• _À faire_:
1. Répondez aux questions suivantes d'après l'extrait sur l'écu au soleil :
(a) Dans quelle ville Louis XI fit-il frapper cet écu d'or ?
(b) Combien de grammes modernes pesait la livre dans le système de la livre poids de marc ?
(c) Sur quelle échelle de carats l'aloi mesure-t-il la pureté de l'alliage ?
2. Recopiez le passage de l'extrait sur l'écu au soleil qui va de «Le 2 novembre» à «ça signifie ?», bornes comprises.
3. Poursuivez, s'il vous plaît, le texte sur l'écu au soleil de Louis XI à partir de sa dernière phrase.

• _Extrait à lire_:
--------------------------------

Par Guillaume Nicoulaud.

Louis XI

Le 2 novembre 1475, Louis XI fit frapper à Saint Lo un écu d’or dit écu au soleil (à cause du petit soleil au-dessus de la couronne) à la taille de 70 au marc et d’un aloi de 23⅛ carats auquel il une attribua une valeur d’une livre et 13 sols tournois. Fort bien, me direz-vous, mais qu’est-ce que ça signifie ?

Commençons par le marc. C’est une unité de masse du système de la livre poids de marc (ou livre de Troyes), système dont l’existence est attestée dès le début du XIIIe siècle mais qui n’a été généralisée à tout le royaume qu’à partir de 1266. Dans ce système, la livre pesait 489,50 de nos grammes modernes, le marc valait une demi-livre et l’once [1] était le seizième d’une livre. De ce qui précède, vous déduirez sans difficulté qu’un marc est équivalent à 244,75 grammes. Dire que notre écu d’or était taillé à 70 au marc signifie que, par décision du Roi, on devait frapper 70 écus avec un marc d’or c’est-à-dire que chaque écu au soleil devait peser très exactement un soixante-dixième de marc (3,496 grammes).

Mais ce n’est pas fini. Comme vous le savez sans doute l’or est une matière extrêmement malléable de telle sorte que, lorsque vous souhaitez qu’un objet en or conserve sa forme (une pièce, un lingot…), vous devez le mélanger avec un autre métal. D’où l’aloi [2], mesuré en carats, qui fixe le degré de pureté de l’alliage sur une échelle de zéro (il n’y a point d’or là-dedans) à 24 (c’est de l’or pur). Ainsi, un aloi de 23⅛ carats, c’est un mélange pur à environ 96,4% et donc, nous pouvons en déduire que sur les 3,496 grammes de l’écu de Louis XI, il y avait précisément 3,369 grammes d’or pur et 0,127 grammes d’autre chose. Ce sont naturellement ces grammes d’or qui donnent toute sa valeur à la pièce.

--------------------------------

• _Données enregistrées_:
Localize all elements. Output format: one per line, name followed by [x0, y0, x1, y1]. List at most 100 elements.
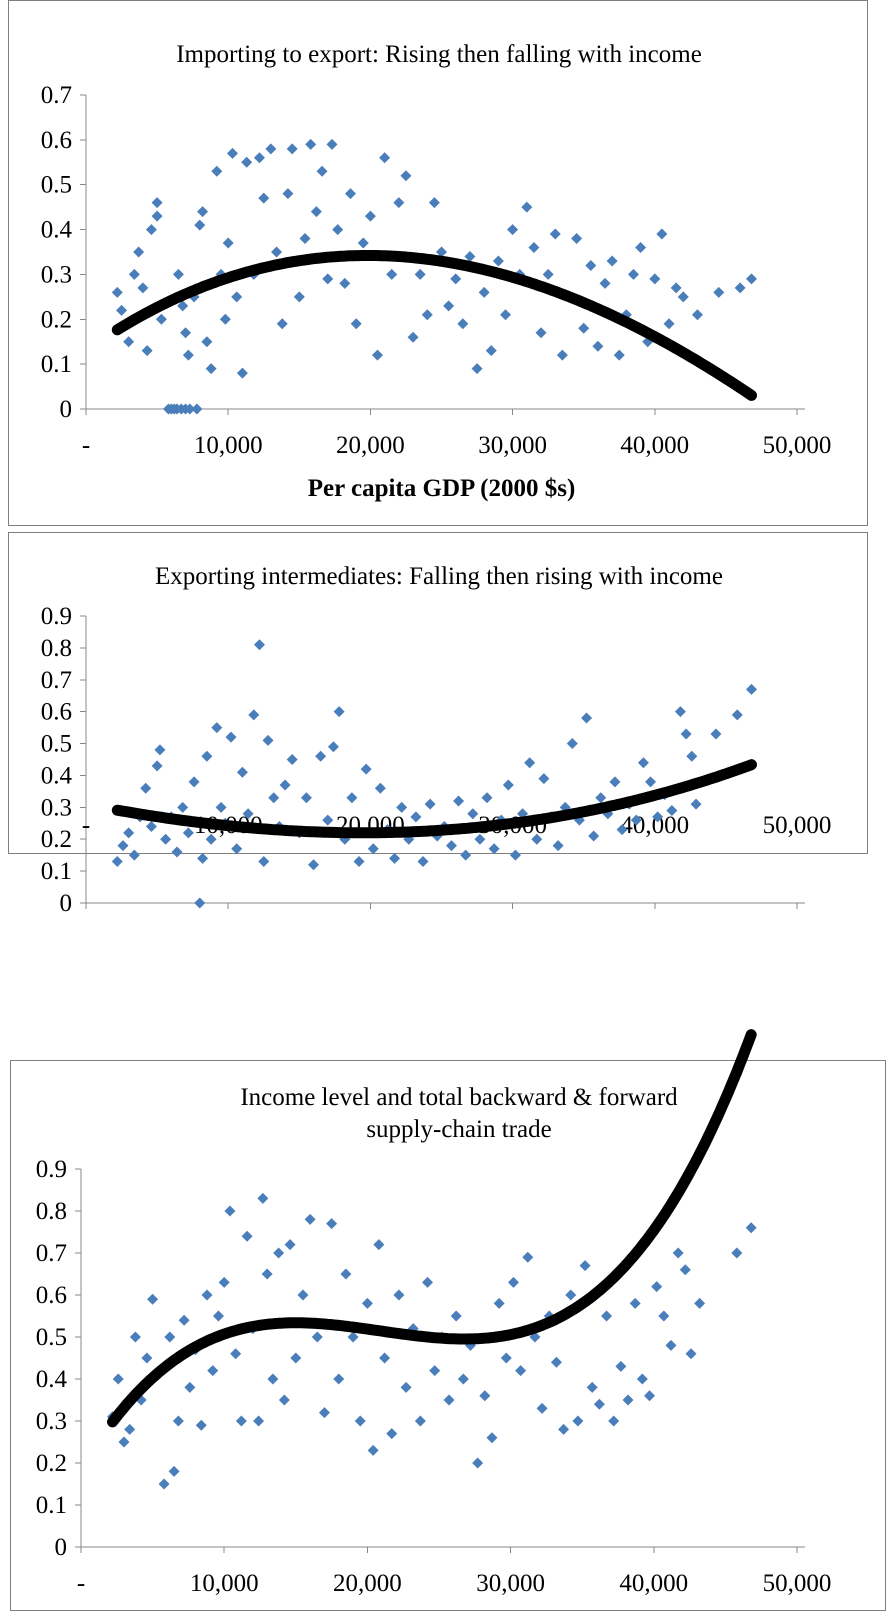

--------------------------------

• _Réponses_:
1.
(a) À Saint Lo.
(b) 489,50 grammes.
(c) De zéro à 24.

2.
Le 2 novembre 1475, Louis XI fit frapper à Saint Lo un écu d’or dit écu au soleil (à cause du petit soleil au-dessus de la couronne) à la taille de 70 au marc et d’un aloi de 23⅛ carats auquel il une attribua une valeur d’une livre et 13 sols tournois. Fort bien, me direz-vous, mais qu’est-ce que ça signifie ?

3.
Or, le Roi nous dit que ces 3,369 grammes valent une livre et 13 sols tournois. Il n’est bien sûr plus ici question d’une unité de poids [3] mais d’une unité de compte : la livre tournois, à ne pas confondre avec la livre parisis [4], qui se subdivise en 20 sols (ou sous) et 240 derniers [5]. Dès lors, en décrétant que son nouvel écu d’or vaut une livre et 13 sols tournois (soit 1,65 livre), Louis XI fixait implicitement la valeur de la livre à 2,042 grammes d’or pur.

C’est une dévaluation à la mode de l’ancien régime. Lors de sa précédente émission ordonnée le 4 janvier 1473, l’écu d’or à la couronne (sans soleil) avait été taillé à 72 au marc (même aloi) et avait reçu une valeur de 30 sols et 3 derniers tournois (soit 1,5125 livres) ce qui fixait la valeur-or de la livre tournois à 2,166 grammes d’or pur [6]. La livre tournois vient donc de perdre 6,1% de sa valeur.

Naturellement, lorsque le Roi s’endette, c’est en unités de compte.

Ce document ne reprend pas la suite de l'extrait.